▶ [Objective] Write out all of the data without omission, exactly as shown.

▶ [Records supplied]
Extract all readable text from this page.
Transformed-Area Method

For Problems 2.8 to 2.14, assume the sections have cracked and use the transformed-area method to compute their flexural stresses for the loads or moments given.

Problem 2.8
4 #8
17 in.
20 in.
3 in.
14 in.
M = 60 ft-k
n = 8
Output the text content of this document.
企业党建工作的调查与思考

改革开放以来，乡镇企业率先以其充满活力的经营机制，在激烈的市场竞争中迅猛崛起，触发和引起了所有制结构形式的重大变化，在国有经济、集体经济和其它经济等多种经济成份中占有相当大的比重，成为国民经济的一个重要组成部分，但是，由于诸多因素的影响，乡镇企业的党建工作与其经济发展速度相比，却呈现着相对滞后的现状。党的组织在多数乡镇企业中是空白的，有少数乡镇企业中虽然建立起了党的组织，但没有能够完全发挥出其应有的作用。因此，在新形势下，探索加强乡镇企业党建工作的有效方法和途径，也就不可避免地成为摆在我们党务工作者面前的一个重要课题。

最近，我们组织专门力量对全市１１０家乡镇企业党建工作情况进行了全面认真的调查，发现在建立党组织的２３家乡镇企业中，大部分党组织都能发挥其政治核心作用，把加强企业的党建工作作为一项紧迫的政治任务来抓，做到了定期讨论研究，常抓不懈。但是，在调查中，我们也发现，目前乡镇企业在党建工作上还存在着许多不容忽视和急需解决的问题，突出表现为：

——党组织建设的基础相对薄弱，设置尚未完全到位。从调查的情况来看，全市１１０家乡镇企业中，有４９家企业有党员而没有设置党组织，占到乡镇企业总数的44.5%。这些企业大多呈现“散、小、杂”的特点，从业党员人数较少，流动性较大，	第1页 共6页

▶ [Complete output]
Extract all readable text from this page.
Transformed-Area Method

For Problems 2.8 to 2.14, assume the sections have cracked and use the transformed-area method to compute their flexural stresses for the loads or moments given.

Problem 2.8
4 #8
17 in.
20 in.
3 in.
14 in.
M = 60 ft-k
n = 8
Output the text content of this document.
企业党建工作的调查与思考

改革开放以来，乡镇企业率先以其充满活力的经营机制，在激烈的市场竞争中迅猛崛起，触发和引起了所有制结构形式的重大变化，在国有经济、集体经济和其它经济等多种经济成份中占有相当大的比重，成为国民经济的一个重要组成部分，但是，由于诸多因素的影响，乡镇企业的党建工作与其经济发展速度相比，却呈现着相对滞后的现状。党的组织在多数乡镇企业中是空白的，有少数乡镇企业中虽然建立起了党的组织，但没有能够完全发挥出其应有的作用。因此，在新形势下，探索加强乡镇企业党建工作的有效方法和途径，也就不可避免地成为摆在我们党务工作者面前的一个重要课题。

最近，我们组织专门力量对全市１１０家乡镇企业党建工作情况进行了全面认真的调查，发现在建立党组织的２３家乡镇企业中，大部分党组织都能发挥其政治核心作用，把加强企业的党建工作作为一项紧迫的政治任务来抓，做到了定期讨论研究，常抓不懈。但是，在调查中，我们也发现，目前乡镇企业在党建工作上还存在着许多不容忽视和急需解决的问题，突出表现为：

——党组织建设的基础相对薄弱，设置尚未完全到位。从调查的情况来看，全市１１０家乡镇企业中，有４９家企业有党员而没有设置党组织，占到乡镇企业总数的44.5%。这些企业大多呈现“散、小、杂”的特点，从业党员人数较少，流动性较大，	第1页 共6页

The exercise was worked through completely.